— Brief —
Within the records below, find each line that holds the string "Robert", then copy it.

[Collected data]
--- START ---
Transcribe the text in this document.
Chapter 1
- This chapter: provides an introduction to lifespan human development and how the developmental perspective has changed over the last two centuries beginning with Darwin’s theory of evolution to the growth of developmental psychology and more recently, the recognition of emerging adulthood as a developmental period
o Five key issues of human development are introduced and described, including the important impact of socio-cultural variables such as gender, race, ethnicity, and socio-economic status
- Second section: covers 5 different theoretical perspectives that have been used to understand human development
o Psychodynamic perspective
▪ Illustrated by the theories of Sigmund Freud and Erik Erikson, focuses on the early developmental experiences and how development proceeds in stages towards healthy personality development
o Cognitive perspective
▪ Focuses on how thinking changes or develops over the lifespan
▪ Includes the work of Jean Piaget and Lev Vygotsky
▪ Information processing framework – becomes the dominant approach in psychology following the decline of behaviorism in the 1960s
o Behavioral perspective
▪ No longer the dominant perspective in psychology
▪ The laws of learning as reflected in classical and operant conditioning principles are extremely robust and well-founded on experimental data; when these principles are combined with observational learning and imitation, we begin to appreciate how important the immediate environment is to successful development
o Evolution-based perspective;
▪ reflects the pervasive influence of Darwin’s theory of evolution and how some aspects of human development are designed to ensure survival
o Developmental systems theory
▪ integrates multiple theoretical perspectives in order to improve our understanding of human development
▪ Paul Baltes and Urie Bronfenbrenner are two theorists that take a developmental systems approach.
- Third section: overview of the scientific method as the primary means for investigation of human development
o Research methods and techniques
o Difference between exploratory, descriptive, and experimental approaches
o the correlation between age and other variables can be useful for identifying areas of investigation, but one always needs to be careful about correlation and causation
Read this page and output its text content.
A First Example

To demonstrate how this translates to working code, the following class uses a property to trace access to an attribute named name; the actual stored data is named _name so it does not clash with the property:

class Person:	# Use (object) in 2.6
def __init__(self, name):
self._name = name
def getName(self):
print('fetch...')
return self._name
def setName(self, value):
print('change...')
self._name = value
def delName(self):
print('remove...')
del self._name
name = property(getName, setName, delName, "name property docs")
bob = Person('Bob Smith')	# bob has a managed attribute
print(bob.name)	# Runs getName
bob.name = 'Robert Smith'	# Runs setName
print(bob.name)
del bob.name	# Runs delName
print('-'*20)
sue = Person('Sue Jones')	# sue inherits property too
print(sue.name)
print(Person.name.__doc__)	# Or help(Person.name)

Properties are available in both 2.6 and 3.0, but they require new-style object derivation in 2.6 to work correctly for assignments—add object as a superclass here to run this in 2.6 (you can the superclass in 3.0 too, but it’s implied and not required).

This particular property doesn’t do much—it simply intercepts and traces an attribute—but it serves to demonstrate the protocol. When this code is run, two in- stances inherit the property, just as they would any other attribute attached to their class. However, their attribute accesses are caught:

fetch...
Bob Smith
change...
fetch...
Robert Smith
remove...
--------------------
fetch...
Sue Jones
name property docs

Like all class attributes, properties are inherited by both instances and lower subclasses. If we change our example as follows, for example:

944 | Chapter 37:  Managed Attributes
--- END ---
— Correct response —
bob.name = 'Robert Smith'	# Runs setName
Robert Smith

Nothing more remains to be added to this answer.